Exactly as they appear, output all of the entries.

(Dataset excerpt)
● ● ●
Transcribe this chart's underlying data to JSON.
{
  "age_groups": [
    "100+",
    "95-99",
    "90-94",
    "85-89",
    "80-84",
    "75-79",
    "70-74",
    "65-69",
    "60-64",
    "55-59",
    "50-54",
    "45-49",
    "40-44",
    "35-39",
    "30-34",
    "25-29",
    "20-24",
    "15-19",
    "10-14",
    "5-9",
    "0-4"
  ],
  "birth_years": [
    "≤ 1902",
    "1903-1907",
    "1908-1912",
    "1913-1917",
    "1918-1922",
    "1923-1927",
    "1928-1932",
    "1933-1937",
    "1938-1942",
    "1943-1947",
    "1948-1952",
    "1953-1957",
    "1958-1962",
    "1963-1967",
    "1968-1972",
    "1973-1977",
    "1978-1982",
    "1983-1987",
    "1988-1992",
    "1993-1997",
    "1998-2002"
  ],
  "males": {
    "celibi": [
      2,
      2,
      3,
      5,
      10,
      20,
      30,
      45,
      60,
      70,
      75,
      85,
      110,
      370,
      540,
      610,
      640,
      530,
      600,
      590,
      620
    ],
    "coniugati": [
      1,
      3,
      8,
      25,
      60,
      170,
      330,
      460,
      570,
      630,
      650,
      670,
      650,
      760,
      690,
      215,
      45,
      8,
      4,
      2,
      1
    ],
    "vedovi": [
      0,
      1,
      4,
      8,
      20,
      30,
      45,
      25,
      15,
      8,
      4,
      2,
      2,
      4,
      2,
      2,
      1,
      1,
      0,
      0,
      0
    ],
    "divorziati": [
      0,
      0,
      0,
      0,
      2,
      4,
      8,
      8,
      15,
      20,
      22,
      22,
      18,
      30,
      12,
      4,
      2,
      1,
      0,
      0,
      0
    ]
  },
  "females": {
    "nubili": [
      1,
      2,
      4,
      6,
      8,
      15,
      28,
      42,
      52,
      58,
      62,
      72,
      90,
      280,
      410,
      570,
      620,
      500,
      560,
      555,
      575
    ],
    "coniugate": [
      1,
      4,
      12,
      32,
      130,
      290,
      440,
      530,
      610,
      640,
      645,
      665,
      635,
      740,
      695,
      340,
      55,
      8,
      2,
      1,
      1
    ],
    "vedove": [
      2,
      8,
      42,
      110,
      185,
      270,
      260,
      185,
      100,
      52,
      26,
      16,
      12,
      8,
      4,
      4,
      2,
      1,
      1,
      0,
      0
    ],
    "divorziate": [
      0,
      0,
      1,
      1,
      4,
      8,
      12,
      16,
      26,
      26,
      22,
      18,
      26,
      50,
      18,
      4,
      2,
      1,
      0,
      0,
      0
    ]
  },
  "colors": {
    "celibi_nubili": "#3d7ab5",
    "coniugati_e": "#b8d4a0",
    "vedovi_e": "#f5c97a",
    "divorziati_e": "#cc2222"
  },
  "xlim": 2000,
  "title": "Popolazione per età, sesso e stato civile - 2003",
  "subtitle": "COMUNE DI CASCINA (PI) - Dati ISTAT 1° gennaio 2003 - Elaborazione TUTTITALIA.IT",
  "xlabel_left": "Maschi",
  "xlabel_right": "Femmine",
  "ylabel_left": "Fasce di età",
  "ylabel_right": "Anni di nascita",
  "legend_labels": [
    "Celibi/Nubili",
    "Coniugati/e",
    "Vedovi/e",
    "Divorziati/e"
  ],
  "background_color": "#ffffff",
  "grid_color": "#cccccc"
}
● ● ●
• ANSWER BELOW:
Transcribe this chart's underlying data to JSON.
{
  "age_groups": [
    "100+",
    "95-99",
    "90-94",
    "85-89",
    "80-84",
    "75-79",
    "70-74",
    "65-69",
    "60-64",
    "55-59",
    "50-54",
    "45-49",
    "40-44",
    "35-39",
    "30-34",
    "25-29",
    "20-24",
    "15-19",
    "10-14",
    "5-9",
    "0-4"
  ],
  "birth_years": [
    "≤ 1902",
    "1903-1907",
    "1908-1912",
    "1913-1917",
    "1918-1922",
    "1923-1927",
    "1928-1932",
    "1933-1937",
    "1938-1942",
    "1943-1947",
    "1948-1952",
    "1953-1957",
    "1958-1962",
    "1963-1967",
    "1968-1972",
    "1973-1977",
    "1978-1982",
    "1983-1987",
    "1988-1992",
    "1993-1997",
    "1998-2002"
  ],
  "males": {
    "celibi": [
      2,
      2,
      3,
      5,
      10,
      20,
      30,
      45,
      60,
      70,
      75,
      85,
      110,
      370,
      540,
      610,
      640,
      530,
      600,
      590,
      620
    ],
    "coniugati": [
      1,
      3,
      8,
      25,
      60,
      170,
      330,
      460,
      570,
      630,
      650,
      670,
      650,
      760,
      690,
      215,
      45,
      8,
      4,
      2,
      1
    ],
    "vedovi": [
      0,
      1,
      4,
      8,
      20,
      30,
      45,
      25,
      15,
      8,
      4,
      2,
      2,
      4,
      2,
      2,
      1,
      1,
      0,
      0,
      0
    ],
    "divorziati": [
      0,
      0,
      0,
      0,
      2,
      4,
      8,
      8,
      15,
      20,
      22,
      22,
      18,
      30,
      12,
      4,
      2,
      1,
      0,
      0,
      0
    ]
  },
  "females": {
    "nubili": [
      1,
      2,
      4,
      6,
      8,
      15,
      28,
      42,
      52,
      58,
      62,
      72,
      90,
      280,
      410,
      570,
      620,
      500,
      560,
      555,
      575
    ],
    "coniugate": [
      1,
      4,
      12,
      32,
      130,
      290,
      440,
      530,
      610,
      640,
      645,
      665,
      635,
      740,
      695,
      340,
      55,
      8,
      2,
      1,
      1
    ],
    "vedove": [
      2,
      8,
      42,
      110,
      185,
      270,
      260,
      185,
      100,
      52,
      26,
      16,
      12,
      8,
      4,
      4,
      2,
      1,
      1,
      0,
      0
    ],
    "divorziate": [
      0,
      0,
      1,
      1,
      4,
      8,
      12,
      16,
      26,
      26,
      22,
      18,
      26,
      50,
      18,
      4,
      2,
      1,
      0,
      0,
      0
    ]
  },
  "colors": {
    "celibi_nubili": "#3d7ab5",
    "coniugati_e": "#b8d4a0",
    "vedovi_e": "#f5c97a",
    "divorziati_e": "#cc2222"
  },
  "xlim": 2000,
  "title": "Popolazione per età, sesso e stato civile - 2003",
  "subtitle": "COMUNE DI CASCINA (PI) - Dati ISTAT 1° gennaio 2003 - Elaborazione TUTTITALIA.IT",
  "xlabel_left": "Maschi",
  "xlabel_right": "Femmine",
  "ylabel_left": "Fasce di età",
  "ylabel_right": "Anni di nascita",
  "legend_labels": [
    "Celibi/Nubili",
    "Coniugati/e",
    "Vedovi/e",
    "Divorziati/e"
  ],
  "background_color": "#ffffff",
  "grid_color": "#cccccc"
}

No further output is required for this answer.